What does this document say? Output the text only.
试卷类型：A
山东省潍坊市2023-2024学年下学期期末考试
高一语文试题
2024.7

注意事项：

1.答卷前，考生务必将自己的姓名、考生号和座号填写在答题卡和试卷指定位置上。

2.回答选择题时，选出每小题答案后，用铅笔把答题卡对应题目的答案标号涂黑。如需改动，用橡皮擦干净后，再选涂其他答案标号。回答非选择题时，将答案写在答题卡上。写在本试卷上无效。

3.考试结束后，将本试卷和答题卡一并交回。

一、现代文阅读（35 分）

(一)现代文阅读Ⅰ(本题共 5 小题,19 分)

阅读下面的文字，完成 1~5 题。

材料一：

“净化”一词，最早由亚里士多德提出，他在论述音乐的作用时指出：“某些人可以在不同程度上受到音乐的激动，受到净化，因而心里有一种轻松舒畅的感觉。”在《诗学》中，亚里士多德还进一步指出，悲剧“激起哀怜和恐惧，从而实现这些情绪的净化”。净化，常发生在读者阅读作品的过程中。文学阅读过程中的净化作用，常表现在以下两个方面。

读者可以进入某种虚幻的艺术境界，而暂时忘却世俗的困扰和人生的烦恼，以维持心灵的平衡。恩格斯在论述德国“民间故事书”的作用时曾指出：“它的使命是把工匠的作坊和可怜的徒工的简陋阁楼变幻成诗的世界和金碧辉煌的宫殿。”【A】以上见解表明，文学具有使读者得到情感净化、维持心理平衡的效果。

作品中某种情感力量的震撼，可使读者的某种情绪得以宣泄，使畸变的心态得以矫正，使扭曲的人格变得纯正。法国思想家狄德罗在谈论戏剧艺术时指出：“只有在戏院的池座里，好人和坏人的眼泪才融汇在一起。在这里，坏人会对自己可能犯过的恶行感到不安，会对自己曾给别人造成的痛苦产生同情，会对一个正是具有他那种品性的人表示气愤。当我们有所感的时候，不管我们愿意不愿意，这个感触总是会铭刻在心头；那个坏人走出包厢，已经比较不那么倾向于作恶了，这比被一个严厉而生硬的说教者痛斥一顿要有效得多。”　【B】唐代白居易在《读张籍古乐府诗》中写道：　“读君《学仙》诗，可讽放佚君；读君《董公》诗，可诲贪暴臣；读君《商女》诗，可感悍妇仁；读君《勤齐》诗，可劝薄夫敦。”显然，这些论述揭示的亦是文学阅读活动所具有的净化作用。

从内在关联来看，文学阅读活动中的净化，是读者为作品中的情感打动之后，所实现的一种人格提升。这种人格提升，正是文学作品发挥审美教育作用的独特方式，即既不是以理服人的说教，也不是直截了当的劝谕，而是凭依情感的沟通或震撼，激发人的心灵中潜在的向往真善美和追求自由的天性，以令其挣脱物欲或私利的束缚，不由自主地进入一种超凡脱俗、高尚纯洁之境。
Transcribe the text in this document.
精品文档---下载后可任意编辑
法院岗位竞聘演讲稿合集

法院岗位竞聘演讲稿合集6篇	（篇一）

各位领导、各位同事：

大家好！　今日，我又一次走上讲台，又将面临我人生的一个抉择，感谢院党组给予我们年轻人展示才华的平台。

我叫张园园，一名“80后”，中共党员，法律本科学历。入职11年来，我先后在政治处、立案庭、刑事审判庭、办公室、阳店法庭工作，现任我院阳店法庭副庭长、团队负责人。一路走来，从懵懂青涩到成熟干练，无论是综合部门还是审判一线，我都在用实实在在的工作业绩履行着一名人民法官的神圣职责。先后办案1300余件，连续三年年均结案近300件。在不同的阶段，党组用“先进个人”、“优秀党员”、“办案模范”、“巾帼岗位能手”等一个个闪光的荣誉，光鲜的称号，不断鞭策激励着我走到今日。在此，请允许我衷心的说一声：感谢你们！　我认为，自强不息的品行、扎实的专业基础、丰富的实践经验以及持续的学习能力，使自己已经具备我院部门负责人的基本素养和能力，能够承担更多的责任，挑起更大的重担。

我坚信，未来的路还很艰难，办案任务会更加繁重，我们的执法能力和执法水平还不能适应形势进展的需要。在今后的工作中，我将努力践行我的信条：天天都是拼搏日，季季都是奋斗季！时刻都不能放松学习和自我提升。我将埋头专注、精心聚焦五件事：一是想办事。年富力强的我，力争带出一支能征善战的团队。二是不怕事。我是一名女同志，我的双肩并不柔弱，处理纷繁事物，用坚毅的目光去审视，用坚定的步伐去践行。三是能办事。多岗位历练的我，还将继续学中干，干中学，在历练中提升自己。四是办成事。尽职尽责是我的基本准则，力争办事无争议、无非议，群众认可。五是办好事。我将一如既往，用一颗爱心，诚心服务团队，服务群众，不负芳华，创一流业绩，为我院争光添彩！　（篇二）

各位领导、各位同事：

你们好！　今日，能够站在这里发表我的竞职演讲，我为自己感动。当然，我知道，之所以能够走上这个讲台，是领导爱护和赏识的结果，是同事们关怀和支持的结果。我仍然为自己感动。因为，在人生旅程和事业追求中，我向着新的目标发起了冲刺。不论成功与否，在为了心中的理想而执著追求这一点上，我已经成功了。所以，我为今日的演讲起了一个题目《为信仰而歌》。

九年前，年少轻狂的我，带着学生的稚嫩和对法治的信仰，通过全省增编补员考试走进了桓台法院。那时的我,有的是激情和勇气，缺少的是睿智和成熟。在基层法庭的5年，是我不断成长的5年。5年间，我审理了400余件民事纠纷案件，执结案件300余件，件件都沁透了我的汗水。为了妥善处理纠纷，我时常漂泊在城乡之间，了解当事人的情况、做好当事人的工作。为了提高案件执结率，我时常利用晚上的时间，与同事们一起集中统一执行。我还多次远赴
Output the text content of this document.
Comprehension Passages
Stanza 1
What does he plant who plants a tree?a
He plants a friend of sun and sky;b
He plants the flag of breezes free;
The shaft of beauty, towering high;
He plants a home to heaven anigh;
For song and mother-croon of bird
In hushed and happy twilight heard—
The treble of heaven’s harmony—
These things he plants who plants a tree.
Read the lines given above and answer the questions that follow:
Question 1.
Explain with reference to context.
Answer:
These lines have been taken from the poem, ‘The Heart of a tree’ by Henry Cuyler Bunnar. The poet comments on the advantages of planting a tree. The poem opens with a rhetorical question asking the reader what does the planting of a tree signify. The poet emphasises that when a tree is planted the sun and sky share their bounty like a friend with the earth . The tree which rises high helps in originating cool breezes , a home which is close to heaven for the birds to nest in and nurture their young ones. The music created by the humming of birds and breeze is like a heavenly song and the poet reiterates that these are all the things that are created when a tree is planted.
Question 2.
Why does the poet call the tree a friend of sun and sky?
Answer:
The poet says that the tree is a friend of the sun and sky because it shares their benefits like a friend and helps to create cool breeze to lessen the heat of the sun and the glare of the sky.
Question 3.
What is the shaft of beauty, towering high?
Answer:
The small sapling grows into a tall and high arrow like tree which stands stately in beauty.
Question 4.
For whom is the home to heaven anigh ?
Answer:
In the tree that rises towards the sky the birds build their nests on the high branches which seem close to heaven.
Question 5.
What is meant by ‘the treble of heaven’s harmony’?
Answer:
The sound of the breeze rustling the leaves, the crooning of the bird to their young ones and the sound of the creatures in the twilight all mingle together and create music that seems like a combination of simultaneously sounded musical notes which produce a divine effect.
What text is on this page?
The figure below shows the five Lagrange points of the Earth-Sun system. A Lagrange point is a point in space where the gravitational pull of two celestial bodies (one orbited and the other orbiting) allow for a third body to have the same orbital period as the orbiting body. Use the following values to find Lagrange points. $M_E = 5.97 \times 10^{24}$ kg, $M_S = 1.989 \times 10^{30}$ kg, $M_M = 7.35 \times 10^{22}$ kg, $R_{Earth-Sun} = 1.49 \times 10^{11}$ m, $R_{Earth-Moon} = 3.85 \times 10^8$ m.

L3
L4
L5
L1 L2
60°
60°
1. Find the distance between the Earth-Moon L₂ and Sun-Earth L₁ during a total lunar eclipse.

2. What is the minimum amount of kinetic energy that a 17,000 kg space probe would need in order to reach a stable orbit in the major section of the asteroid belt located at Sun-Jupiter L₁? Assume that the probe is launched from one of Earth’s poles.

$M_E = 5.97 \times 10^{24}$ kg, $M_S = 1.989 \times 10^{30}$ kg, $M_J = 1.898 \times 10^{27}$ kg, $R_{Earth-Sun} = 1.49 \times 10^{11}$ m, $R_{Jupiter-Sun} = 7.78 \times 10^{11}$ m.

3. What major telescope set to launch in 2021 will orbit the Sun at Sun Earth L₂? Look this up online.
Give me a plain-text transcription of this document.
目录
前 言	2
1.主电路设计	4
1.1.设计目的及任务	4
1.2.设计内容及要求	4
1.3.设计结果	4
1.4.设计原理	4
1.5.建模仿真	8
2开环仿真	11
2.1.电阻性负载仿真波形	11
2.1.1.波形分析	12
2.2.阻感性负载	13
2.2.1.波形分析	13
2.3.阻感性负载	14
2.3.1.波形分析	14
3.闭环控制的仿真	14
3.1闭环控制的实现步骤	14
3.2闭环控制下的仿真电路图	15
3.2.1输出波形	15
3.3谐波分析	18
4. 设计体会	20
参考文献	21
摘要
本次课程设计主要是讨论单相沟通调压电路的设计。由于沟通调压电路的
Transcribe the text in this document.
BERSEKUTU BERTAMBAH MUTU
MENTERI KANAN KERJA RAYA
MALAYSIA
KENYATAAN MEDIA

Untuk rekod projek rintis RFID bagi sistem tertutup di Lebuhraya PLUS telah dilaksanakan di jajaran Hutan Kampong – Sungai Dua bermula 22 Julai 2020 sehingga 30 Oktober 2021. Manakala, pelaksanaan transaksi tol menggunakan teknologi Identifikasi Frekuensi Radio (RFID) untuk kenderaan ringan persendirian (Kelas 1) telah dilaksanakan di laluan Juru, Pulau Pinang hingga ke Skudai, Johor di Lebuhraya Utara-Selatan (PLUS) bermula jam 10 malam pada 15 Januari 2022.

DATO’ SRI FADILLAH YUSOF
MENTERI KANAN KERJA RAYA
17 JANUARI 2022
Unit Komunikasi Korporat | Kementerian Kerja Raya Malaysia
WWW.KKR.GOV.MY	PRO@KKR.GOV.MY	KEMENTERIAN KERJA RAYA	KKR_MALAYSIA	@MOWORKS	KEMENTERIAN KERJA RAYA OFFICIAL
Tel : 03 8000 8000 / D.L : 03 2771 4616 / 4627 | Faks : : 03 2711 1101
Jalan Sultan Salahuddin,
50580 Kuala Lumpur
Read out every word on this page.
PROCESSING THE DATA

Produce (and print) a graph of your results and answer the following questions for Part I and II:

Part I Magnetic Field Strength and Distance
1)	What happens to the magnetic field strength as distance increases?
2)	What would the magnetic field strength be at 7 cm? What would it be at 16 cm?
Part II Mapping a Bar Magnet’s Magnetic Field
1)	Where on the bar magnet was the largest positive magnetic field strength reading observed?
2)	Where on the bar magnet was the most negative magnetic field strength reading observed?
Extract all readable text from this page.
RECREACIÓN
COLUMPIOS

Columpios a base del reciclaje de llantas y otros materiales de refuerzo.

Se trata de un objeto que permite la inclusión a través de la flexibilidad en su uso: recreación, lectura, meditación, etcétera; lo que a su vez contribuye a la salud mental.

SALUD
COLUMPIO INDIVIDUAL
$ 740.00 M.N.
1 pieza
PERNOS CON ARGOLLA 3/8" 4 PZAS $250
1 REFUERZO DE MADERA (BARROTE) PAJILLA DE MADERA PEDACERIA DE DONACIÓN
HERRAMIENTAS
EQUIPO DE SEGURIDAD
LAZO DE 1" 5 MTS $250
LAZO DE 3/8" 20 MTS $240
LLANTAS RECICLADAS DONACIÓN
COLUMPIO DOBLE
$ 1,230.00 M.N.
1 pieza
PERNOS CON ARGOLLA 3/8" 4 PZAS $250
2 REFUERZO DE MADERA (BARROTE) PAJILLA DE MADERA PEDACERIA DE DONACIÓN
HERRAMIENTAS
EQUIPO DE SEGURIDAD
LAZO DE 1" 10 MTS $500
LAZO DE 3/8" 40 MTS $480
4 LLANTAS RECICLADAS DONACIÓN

Task statement »
Scan the material above. Copy each line that holds the word "which".

Exercise response »
These lines have been taken from the poem, ‘The Heart of a tree’ by Henry Cuyler Bunnar. The poet comments on the advantages of planting a tree. The poem opens with a rhetorical question asking the reader what does the planting of a tree signify. The poet emphasises that when a tree is planted the sun and sky share their bounty like a friend with the earth . The tree which rises high helps in originating cool breezes , a home which is close to heaven for the birds to nest in and nurture their young ones. The music created by the humming of birds and breeze is like a heavenly song and the poet reiterates that these are all the things that are created when a tree is planted.
The small sapling grows into a tall and high arrow like tree which stands stately in beauty.
In the tree that rises towards the sky the birds build their nests on the high branches which seem close to heaven.
The sound of the breeze rustling the leaves, the crooning of the bird to their young ones and the sound of the creatures in the twilight all mingle together and create music that seems like a combination of simultaneously sounded musical notes which produce a divine effect.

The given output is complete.